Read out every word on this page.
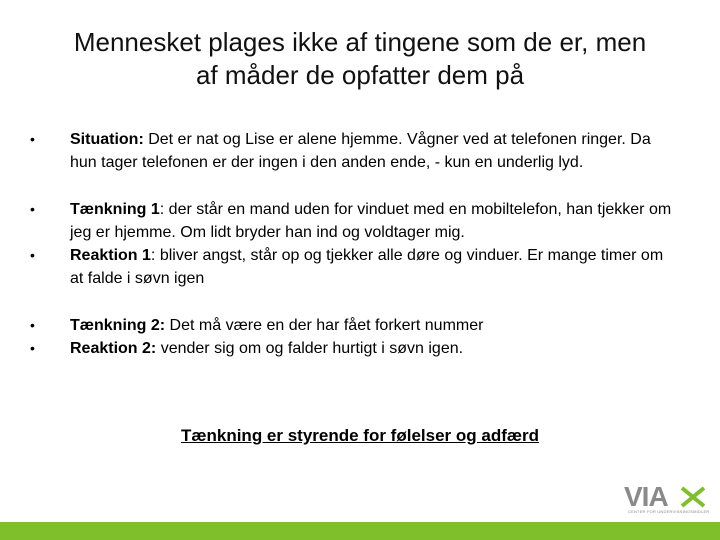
Mennesket plages ikke af tingene som de er, men
af måder de opfatter dem på
•	Situation: Det er nat og Lise er alene hjemme. Vågner ved at telefonen ringer. Da hun tager telefonen er der ingen i den anden ende, - kun en underlig lyd.
•	Tænkning 1: der står en mand uden for vinduet med en mobiltelefon, han tjekker om jeg er hjemme. Om lidt bryder han ind og voldtager mig.
•	Reaktion 1: bliver angst, står op og tjekker alle døre og vinduer. Er mange timer om at falde i søvn igen
•	Tænkning 2: Det må være en der har fået forkert nummer
•	Reaktion 2: vender sig om og falder hurtigt i søvn igen.
Tænkning er styrende for følelser og adfærd
VIA
CENTER FOR UNDERVISNINGSMIDLER
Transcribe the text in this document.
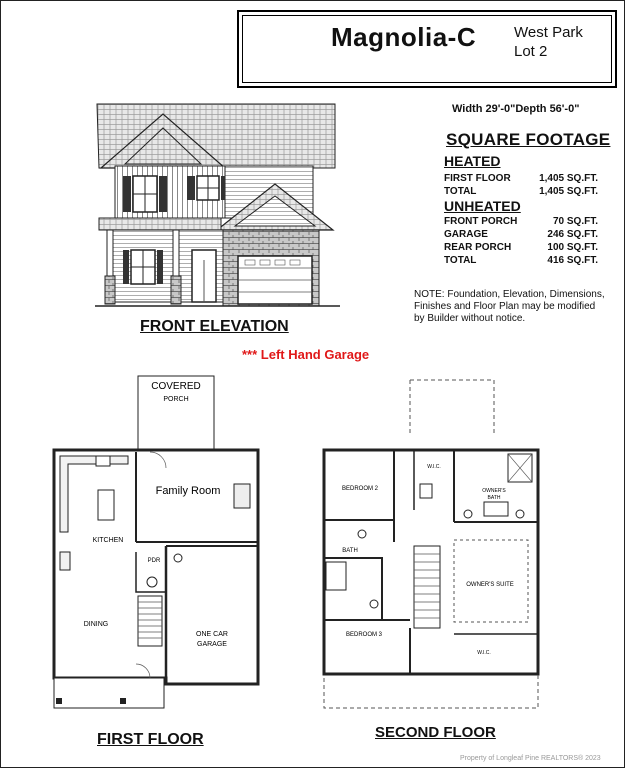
Magnolia-C	West Park
Lot 2
Width 29'-0"Depth 56'-0"
SQUARE FOOTAGE
HEATED
FIRST FLOOR	1,405 SQ.FT.
TOTAL	1,405 SQ.FT.
UNHEATED
FRONT PORCH	70 SQ.FT.
GARAGE	246 SQ.FT.
REAR PORCH	100 SQ.FT.
TOTAL	416 SQ.FT.
NOTE: Foundation, Elevation, Dimensions, Finishes and Floor Plan may be modified by Builder without notice.
FRONT ELEVATION
*** Left Hand Garage
COVERED
PORCH
Family Room
KITCHEN
DINING
PDR
ONE CAR
GARAGE
FIRST FLOOR
BEDROOM 2
W.I.C.
OWNER'S
BATH
BATH
OWNER'S SUITE
BEDROOM 3
W.I.C.
SECOND FLOOR
Property of Longleaf Pine REALTORS® 2023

# # # # #

**The request**. In the entries above, find each line with the word "PORCH" and show it.

**Written reply**.
FRONT PORCH	70 SQ.FT.
REAR PORCH	100 SQ.FT.
PORCH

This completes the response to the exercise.